---- TEXT SECTION
I've been accused of being a Marxist, yet while Harpo's my favourite, it's Groucho I'm always quoting. Odd, that.
by BruceMcF (agila61 at netscape dot net) on Mon Apr 16th, 2012 at 05:15:20 PM EST
[ Parent ]
And it was fortuitous that Franklin Delano Roosevelt was not a tool or captive of high finance, even though he had some background there.

"It is not necessary to have hope in order to persevere."
by ARGeezer (ARGeezer a in a circle eurotrib daught com) on Mon Apr 16th, 2012 at 07:24:27 PM EST
[ Parent ]
Well, fortuitous that when he said it, he mostly meant what he said rather than using it as a cover story for a different agenda. Things could have gone very badly with someone as skilled as a communicator but looking for something other than radical reform in order to save the system from its own worst excesses.


I've been accused of being a Marxist, yet while Harpo's my favourite, it's Groucho I'm always quoting. Odd, that.
--------
• _TO BE DONE_
1. Recast the records, from their first line through the line containing "x-tick-label: Margin Improvements", as a Markdown table with the columns Row and Line. Leave out any blank lines.
2. Continue the comment thread about Franklin Delano Roosevelt from where it stops.
---- DATA ENTRIES
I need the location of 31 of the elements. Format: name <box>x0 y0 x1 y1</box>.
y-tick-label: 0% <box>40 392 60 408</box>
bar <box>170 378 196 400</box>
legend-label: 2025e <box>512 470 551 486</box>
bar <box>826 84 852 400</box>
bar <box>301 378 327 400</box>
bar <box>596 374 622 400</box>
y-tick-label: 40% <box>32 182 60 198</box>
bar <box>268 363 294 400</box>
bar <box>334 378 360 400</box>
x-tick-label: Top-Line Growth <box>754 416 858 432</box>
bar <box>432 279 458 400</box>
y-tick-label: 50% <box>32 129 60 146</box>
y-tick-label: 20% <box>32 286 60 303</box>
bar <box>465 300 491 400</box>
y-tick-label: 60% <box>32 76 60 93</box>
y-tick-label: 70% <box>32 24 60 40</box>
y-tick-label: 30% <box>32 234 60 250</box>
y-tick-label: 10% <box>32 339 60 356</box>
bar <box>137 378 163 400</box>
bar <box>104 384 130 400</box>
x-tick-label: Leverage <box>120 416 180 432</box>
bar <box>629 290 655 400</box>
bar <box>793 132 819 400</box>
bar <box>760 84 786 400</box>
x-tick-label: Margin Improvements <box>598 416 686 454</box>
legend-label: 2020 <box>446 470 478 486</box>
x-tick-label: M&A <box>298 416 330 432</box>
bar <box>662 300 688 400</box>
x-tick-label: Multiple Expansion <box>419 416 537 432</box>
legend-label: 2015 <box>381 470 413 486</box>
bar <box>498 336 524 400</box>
--------
• _TASK RESPONSES_
1.
| Row | Line |
|---|---|
| 1 | I need the location of 31 of the elements. Format: name <box>x0 y0 x1 y1</box>. |
| 2 | y-tick-label: 0% <box>40 392 60 408</box> |
| 3 | bar <box>170 378 196 400</box> |
| 4 | legend-label: 2025e <box>512 470 551 486</box> |
| 5 | bar <box>826 84 852 400</box> |
| 6 | bar <box>301 378 327 400</box> |
| 7 | bar <box>596 374 622 400</box> |
| 8 | y-tick-label: 40% <box>32 182 60 198</box> |
| 9 | bar <box>268 363 294 400</box> |
| 10 | bar <box>334 378 360 400</box> |
| 11 | x-tick-label: Top-Line Growth <box>754 416 858 432</box> |
| 12 | bar <box>432 279 458 400</box> |
| 13 | y-tick-label: 50% <box>32 129 60 146</box> |
| 14 | y-tick-label: 20% <box>32 286 60 303</box> |
| 15 | bar <box>465 300 491 400</box> |
| 16 | y-tick-label: 60% <box>32 76 60 93</box> |
| 17 | y-tick-label: 70% <box>32 24 60 40</box> |
| 18 | y-tick-label: 30% <box>32 234 60 250</box> |
| 19 | y-tick-label: 10% <box>32 339 60 356</box> |
| 20 | bar <box>137 378 163 400</box> |
| 21 | bar <box>104 384 130 400</box> |
| 22 | x-tick-label: Leverage <box>120 416 180 432</box> |
| 23 | bar <box>629 290 655 400</box> |
| 24 | bar <box>793 132 819 400</box> |
| 25 | bar <box>760 84 786 400</box> |
| 26 | x-tick-label: Margin Improvements <box>598 416 686 454</box> |

2.
by BruceMcF (agila61 at netscape dot net) on Mon Apr 16th, 2012 at 11:24:26 PM EST
[ Parent ]
Kennedy, at a minimum, was willing to take on TPTB, as with the steel industry, Johnson was distracted by his dual agenda of 'guns and butter', no president since has even tried to rein in finance and finance has taken care of business since that time.

"It is not necessary to have hope in order to persevere."
by ARGeezer (ARGeezer a in a circle eurotrib daught com) on Tue Apr 17th, 2012 at 11:14:52 AM EST
[ Parent ]
BruceMcF:
it was rather the leverage available to those who understood what was going on

 because they were demanded by the first generation of so many thousands of families using the GI bill to become educated enough (especially in history!!) to be able to understand the forces behind the facades, causes behind effects, and thus become empowered to candidate themselves, become more activist in demanding rights.

there was a quid pro quo, as many had died in a WW that did not directly threaten america, the american public was not that keen on going over in droves to sort out europe's thanatic urges with their kids' blood.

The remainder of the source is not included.